ФРАГМЕНТ ТЕКСТА ▸
Уравнивание боксерского матча и поединка со штангой видно также из следующих цитат: «Вот он опять послал в нокдаун, / А я опять встаю…» /1; 471/ = «Бой на ринге — спор того же ранга: / Там нокаут разрешает спор» (АР-8-103) (как записал сам Высоцкий в «Диалоге о спорте для к/ф “Спорт, спорт, спорт”»: «В спорте всегда присутствует этот удар справа и нокаут. В любом спорте!»; АР-16-76). Более того, в «Штангисте» герой говорит: «Здесь и ринг, и планка, и ковер», — уравнивая, таким образом, поднятие штанги, боксерский поединок, прыжки в высоту и борьбу самбо.

ФРАГМЕНТЫ ЗАПИСЕЙ ▸
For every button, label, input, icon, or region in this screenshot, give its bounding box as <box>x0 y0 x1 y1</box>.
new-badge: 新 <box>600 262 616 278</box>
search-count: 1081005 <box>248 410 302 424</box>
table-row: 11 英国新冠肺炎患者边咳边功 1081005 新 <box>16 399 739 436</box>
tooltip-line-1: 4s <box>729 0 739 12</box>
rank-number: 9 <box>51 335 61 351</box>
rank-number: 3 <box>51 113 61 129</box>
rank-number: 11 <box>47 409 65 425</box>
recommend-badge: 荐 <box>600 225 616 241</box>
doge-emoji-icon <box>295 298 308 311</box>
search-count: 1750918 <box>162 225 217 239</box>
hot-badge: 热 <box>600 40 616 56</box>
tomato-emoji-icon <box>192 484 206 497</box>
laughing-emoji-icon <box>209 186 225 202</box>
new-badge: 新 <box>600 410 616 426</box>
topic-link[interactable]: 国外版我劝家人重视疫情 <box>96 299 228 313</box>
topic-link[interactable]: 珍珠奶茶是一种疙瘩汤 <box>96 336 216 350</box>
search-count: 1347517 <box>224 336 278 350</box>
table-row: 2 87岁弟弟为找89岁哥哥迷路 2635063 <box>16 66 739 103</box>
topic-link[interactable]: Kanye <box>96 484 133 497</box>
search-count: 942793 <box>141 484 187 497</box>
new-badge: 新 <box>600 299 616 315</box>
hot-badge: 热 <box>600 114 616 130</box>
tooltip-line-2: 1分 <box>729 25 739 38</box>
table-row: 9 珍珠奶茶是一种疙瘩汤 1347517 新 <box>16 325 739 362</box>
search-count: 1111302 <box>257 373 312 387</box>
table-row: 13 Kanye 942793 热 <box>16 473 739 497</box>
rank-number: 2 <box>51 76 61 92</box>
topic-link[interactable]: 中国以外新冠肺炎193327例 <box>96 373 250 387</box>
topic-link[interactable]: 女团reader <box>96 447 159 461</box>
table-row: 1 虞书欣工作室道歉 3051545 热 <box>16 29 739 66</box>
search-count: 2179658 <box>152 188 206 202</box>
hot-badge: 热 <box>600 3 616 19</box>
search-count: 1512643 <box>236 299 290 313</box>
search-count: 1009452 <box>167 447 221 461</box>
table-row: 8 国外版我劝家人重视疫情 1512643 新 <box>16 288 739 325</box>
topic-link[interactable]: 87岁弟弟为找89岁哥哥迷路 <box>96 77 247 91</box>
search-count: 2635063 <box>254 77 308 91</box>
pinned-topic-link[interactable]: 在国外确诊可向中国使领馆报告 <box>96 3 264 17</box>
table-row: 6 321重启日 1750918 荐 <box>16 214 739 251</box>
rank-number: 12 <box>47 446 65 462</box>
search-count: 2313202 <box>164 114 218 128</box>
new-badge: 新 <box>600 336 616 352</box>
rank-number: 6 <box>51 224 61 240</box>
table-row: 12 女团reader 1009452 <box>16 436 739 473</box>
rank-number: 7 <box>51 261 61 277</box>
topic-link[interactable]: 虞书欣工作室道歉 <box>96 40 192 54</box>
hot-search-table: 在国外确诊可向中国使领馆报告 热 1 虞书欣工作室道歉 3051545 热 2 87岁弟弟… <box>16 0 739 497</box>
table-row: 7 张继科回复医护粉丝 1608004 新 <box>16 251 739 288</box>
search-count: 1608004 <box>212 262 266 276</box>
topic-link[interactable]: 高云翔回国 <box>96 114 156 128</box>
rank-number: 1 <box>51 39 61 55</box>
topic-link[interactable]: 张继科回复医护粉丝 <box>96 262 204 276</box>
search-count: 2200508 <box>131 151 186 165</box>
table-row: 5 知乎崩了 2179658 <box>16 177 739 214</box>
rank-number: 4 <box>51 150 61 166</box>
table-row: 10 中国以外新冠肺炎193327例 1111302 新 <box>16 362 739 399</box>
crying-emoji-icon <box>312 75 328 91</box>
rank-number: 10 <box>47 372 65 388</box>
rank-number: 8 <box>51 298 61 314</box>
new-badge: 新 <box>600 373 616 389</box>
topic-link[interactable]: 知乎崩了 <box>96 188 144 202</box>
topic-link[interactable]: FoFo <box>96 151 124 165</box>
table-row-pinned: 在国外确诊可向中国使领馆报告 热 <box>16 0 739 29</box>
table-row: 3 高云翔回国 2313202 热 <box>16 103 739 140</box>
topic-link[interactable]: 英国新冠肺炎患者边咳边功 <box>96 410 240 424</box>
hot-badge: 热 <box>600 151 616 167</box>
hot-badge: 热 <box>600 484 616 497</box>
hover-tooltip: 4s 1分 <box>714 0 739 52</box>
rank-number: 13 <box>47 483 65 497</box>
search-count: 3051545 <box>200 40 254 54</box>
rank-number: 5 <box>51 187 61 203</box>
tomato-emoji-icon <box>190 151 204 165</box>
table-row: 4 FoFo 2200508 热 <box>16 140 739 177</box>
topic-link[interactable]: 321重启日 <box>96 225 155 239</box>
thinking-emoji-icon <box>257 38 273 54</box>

ЗАДАНИЯ ▸
1. Определите, согласуются ли с текстом о спортивных мотивах у Высоцкого утверждения (а), (б) и (в). На каждое ответьте «да» или «нет» и приведите точную цитату, которая это решает.
(а) Герой «Штангиста» называет ринг, планку и ковер.
(б) Слова «В спорте всегда присутствует этот удар справа и нокаут» взяты из песни «Штангист».
(в) В тексте боксерский матч противопоставляется поединку со штангой.
2. Что разрешает спор на ринге согласно строке из АР-8-103, которая приведена в тексте о спортивных мотивах у Высоцкого?
3. Продолжите текст о спортивных мотивах у Высоцкого, начав сразу после его последнего предложения.

ОТВЕТЫ ▸
1.
(а) Да: «в „Штангисте“ герой говорит: „Здесь и ринг, и планка, и ковер“».
(б) Нет: «как записал сам Высоцкий в „Диалоге о спорте для к/ф “Спорт, спорт, спорт”“».
(в) Нет: «Уравнивание боксерского матча и поединка со штангой видно также из следующих цитат».

2. Нокаут.

3.
И заканчиваются обе песни одинаково — победой лирического героя, несмотря на физическое превосходство его противника: «Теперь, признаюсь, кончен матч, / Я снова победил!» /1; 471/ = «И брошен наземь мой железный бог» /3; 104/.
Интересно еще, что название «Сентиментального боксера» будет реализовано в песне «Про второе “я”» (1969) и в стихотворении «В голове моей тучи безумных идей…» (1970): «Когда мне удается взять при этом / Вторую часть натуры под башмак, — / Тогда я начинаю петь фальцетом / И плачу, гладя кошек и собак» /2; 469/, «Увидав, как я плакал, взобравшись на круп [Я его целовал, взгромоздившись на круп] Лейтенанты кругом прослезились» (АР-7-193). Процитируем также «Марш аквалангистов» (1968): «Мы плачем — пускай мы мужчины».
***
Теперь сопоставим три песни, имеющие сходные сюжеты: «Сентиментальный боксер» (1966), «Про джинна» (1967) и «Честь шахматной короны» (1972).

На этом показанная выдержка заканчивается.